**Description of the task:** Read through the records below and copy each line that uses the word "name".

**The records:**
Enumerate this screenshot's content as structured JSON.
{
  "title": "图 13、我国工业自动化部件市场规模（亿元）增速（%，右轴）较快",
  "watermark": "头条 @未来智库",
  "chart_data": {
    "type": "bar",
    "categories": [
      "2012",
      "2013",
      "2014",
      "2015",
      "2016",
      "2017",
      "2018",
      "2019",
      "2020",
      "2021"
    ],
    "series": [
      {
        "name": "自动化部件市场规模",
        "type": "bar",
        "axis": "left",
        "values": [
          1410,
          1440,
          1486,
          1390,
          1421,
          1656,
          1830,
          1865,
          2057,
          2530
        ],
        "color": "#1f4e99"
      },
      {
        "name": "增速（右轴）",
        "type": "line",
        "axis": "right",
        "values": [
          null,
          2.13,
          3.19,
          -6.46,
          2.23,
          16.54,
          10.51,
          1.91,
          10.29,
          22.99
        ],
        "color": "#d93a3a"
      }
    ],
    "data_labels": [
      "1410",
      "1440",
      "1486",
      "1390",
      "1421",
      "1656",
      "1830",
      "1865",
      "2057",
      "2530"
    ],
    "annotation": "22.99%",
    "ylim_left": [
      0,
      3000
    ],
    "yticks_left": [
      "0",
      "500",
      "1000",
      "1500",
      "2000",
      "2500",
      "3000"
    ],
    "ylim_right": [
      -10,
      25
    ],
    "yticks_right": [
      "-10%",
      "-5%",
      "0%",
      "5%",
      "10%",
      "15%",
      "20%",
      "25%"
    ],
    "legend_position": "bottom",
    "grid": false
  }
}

==

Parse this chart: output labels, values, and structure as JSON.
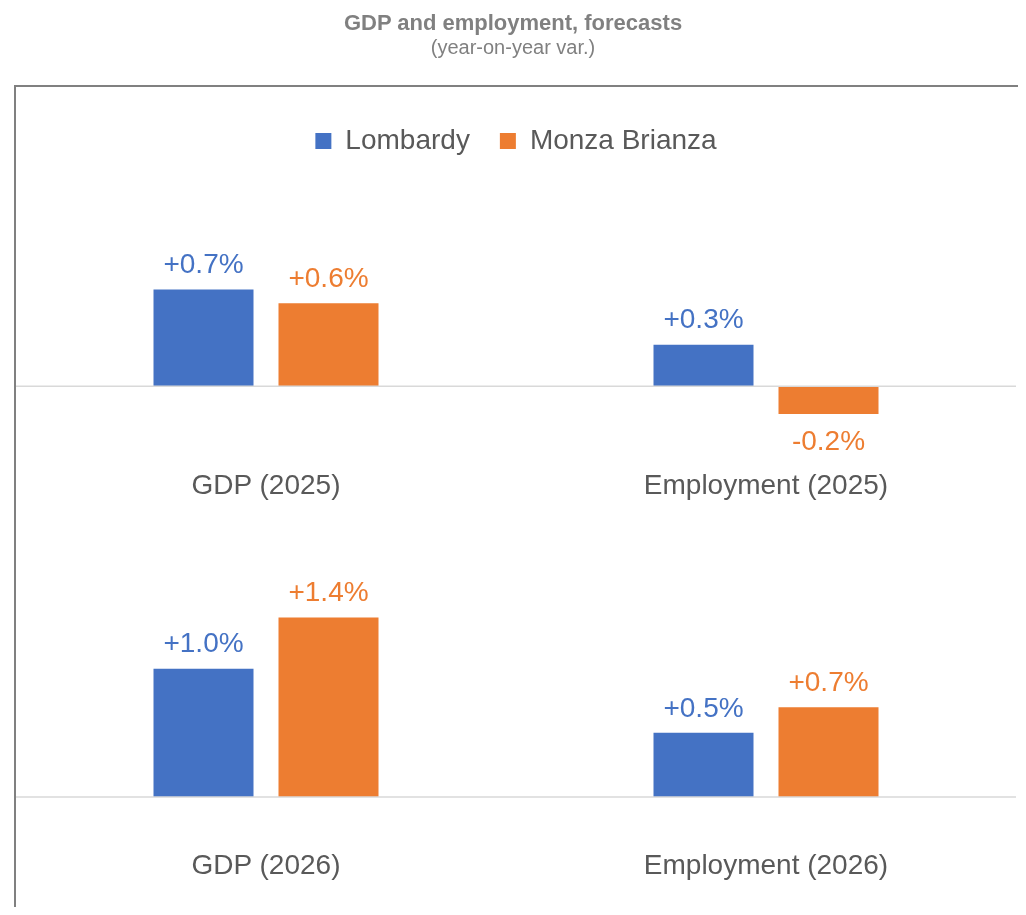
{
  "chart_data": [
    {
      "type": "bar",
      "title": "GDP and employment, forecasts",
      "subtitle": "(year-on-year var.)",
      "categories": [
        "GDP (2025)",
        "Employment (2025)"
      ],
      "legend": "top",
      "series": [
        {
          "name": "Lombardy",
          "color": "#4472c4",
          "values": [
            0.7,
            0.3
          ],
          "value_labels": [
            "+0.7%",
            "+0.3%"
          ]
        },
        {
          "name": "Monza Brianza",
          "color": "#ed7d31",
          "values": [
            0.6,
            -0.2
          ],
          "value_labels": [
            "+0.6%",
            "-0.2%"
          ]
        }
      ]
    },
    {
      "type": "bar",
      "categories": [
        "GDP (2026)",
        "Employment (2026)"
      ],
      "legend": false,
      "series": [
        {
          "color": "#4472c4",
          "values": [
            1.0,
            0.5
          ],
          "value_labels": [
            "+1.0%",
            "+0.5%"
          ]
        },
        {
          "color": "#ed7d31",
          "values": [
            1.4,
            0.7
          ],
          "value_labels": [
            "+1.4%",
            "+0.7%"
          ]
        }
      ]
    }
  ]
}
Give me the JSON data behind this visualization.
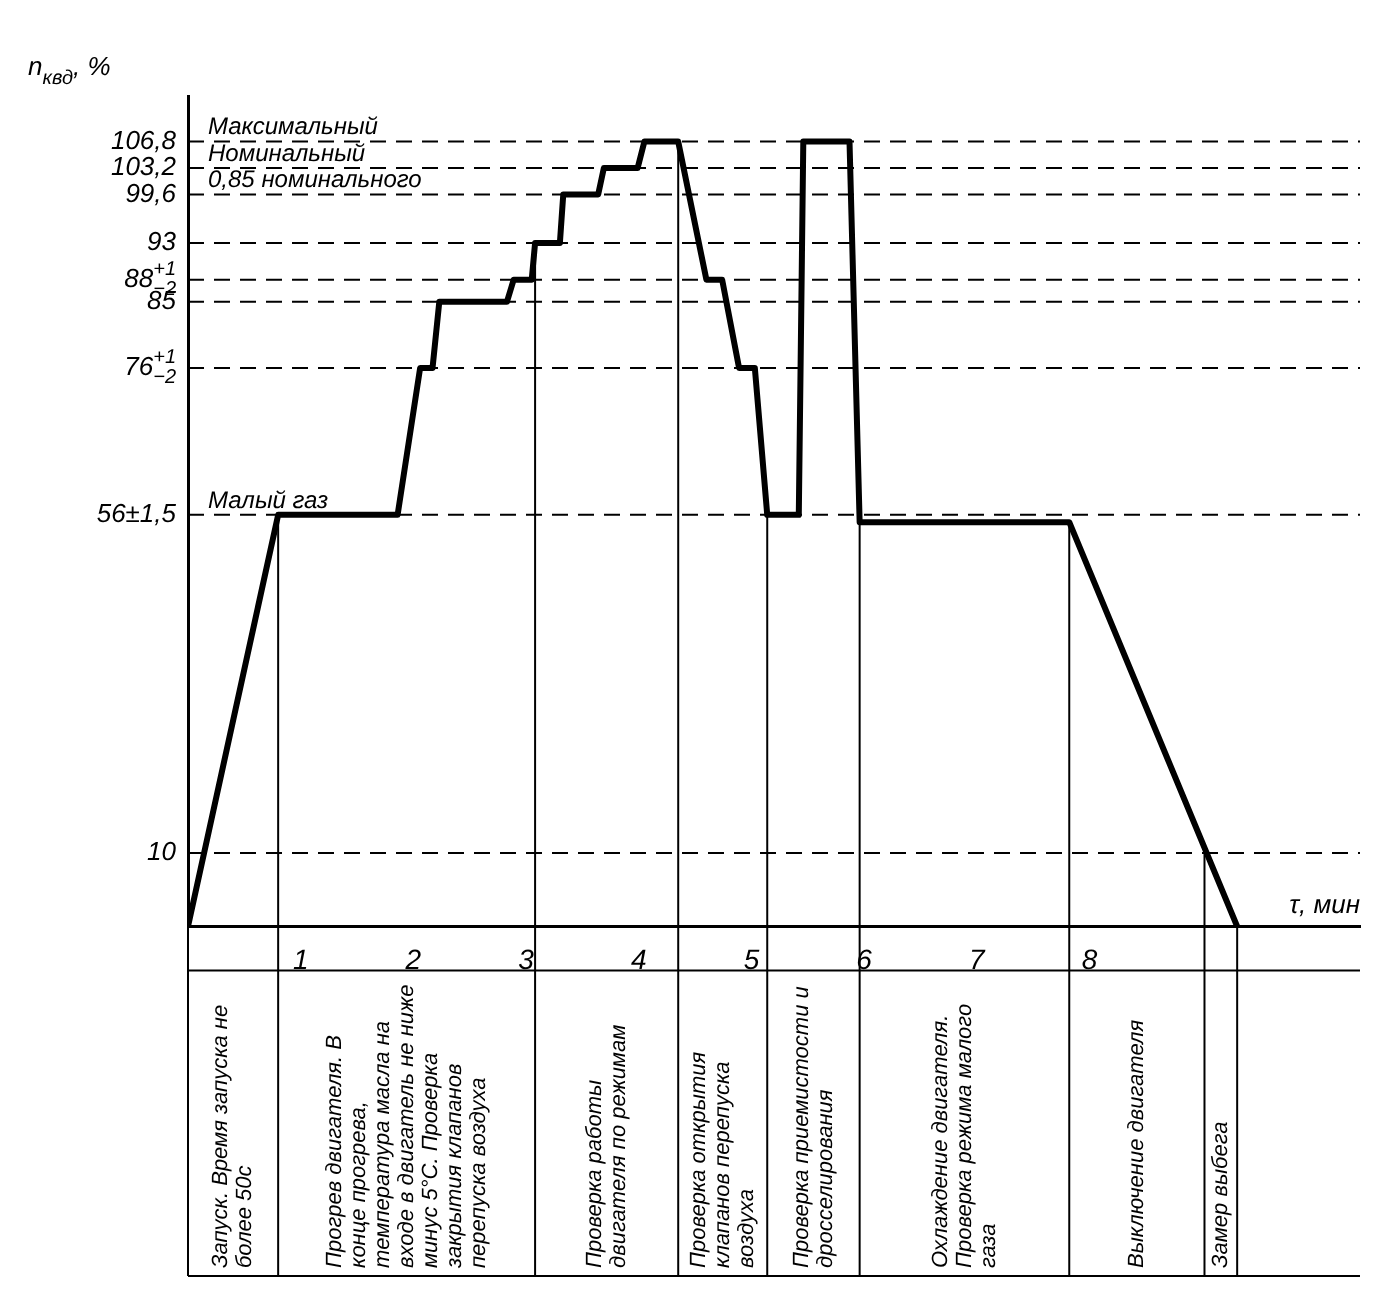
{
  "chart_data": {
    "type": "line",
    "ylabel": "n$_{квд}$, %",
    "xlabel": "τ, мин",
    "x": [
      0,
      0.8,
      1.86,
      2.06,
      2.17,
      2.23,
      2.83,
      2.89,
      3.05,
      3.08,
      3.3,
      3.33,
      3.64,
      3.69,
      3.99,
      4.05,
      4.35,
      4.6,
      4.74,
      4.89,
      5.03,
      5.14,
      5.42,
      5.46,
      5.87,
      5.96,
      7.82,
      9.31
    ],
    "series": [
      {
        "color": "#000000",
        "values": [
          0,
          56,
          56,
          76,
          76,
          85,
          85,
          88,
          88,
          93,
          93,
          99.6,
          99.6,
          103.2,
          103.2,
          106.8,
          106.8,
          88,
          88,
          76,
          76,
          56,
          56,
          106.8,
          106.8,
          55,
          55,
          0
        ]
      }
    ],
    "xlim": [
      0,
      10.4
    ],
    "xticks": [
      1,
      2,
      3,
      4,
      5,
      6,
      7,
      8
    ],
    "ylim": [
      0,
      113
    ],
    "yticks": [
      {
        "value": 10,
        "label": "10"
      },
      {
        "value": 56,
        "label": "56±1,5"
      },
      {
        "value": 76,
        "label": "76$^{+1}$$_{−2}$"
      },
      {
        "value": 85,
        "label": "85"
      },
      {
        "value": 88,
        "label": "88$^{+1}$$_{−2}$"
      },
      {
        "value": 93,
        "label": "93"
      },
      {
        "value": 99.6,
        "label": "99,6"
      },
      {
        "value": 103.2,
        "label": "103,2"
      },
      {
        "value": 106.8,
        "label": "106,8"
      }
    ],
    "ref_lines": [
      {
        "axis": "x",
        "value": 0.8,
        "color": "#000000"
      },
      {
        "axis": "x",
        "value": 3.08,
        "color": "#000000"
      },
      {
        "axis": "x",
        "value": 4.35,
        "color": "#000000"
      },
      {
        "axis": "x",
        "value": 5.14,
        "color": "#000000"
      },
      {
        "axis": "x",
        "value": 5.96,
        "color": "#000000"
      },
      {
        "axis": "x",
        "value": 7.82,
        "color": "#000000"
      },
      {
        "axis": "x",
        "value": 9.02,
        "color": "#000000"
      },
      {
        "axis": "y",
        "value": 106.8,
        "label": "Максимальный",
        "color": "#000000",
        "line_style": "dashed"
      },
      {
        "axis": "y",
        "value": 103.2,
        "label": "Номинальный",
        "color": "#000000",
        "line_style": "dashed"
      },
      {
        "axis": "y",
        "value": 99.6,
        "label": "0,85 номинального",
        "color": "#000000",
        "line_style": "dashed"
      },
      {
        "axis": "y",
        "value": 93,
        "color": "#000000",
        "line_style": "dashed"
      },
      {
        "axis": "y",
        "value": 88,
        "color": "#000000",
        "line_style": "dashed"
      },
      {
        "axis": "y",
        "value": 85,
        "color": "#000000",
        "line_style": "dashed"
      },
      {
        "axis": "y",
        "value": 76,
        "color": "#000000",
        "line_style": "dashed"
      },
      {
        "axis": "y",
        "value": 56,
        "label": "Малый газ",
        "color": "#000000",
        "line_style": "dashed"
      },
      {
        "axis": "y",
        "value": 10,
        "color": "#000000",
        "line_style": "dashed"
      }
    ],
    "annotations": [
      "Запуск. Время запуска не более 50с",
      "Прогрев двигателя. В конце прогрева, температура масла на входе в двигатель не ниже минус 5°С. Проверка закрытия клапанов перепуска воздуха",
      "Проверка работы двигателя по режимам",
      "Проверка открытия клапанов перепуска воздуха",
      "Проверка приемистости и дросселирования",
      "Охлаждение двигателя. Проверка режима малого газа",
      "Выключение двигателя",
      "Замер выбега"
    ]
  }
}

**Response:**
        "name": "自动化部件市场规模",
        "name": "增速（右轴）",
          "name": "Lombardy",
          "name": "Monza Brianza",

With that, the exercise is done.